▶ _Aim_: Please work out how many lines in the material contain "location" and give only that figure.

---------- Stored rows

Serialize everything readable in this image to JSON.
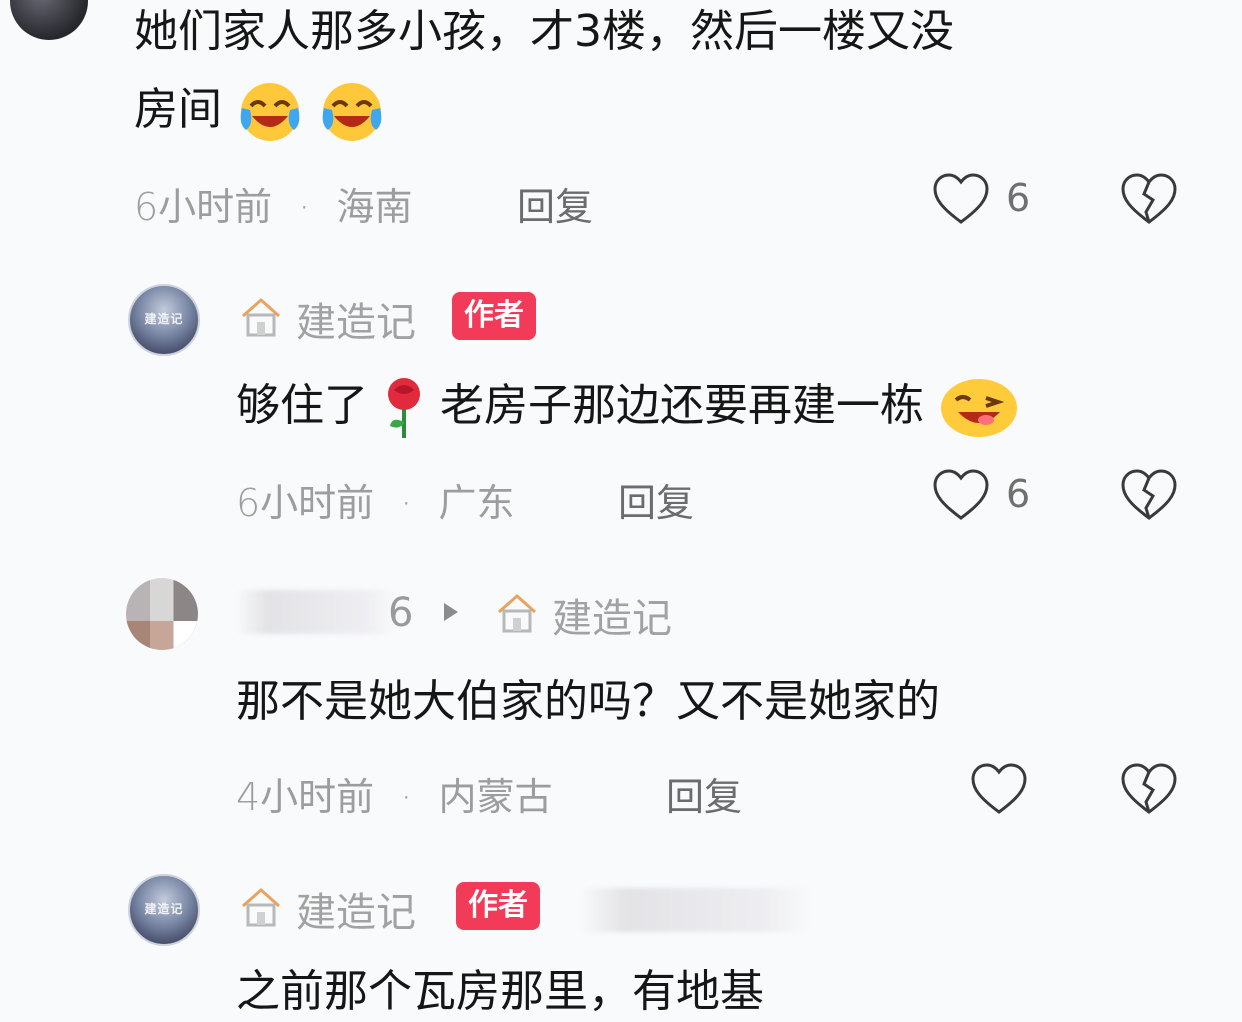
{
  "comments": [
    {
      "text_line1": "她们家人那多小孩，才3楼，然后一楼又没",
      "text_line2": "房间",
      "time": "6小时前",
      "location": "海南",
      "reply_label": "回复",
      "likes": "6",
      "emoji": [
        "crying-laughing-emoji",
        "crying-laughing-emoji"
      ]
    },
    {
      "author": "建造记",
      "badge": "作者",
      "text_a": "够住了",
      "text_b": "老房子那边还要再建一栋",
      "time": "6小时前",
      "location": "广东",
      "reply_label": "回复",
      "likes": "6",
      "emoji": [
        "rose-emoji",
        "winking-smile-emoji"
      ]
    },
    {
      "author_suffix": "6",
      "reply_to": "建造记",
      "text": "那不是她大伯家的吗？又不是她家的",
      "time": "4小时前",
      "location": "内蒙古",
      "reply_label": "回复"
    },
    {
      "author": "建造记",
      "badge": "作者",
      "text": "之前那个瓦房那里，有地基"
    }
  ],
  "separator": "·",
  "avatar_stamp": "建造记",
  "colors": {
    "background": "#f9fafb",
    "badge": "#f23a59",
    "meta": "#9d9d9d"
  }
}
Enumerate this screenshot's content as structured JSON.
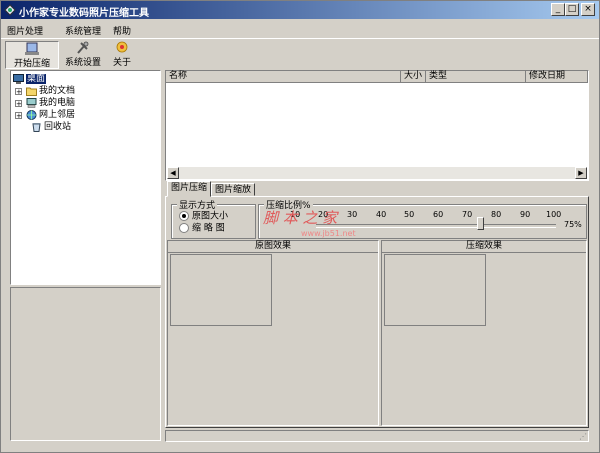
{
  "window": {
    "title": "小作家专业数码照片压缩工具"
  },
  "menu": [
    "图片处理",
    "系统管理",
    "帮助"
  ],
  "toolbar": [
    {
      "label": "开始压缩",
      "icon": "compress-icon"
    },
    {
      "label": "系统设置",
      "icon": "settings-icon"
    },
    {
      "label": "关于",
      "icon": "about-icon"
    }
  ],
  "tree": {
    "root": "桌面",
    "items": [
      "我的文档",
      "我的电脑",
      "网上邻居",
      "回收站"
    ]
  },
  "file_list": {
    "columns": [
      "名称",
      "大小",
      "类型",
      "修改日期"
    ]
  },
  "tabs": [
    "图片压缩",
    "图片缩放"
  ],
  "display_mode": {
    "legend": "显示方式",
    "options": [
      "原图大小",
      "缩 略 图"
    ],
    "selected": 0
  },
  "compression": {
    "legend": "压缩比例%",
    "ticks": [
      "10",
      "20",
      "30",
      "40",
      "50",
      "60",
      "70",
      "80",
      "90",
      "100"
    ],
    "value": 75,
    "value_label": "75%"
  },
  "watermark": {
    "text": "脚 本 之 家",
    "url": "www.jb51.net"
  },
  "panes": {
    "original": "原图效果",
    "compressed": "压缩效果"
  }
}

--------------------

▶ _Final answer_: 3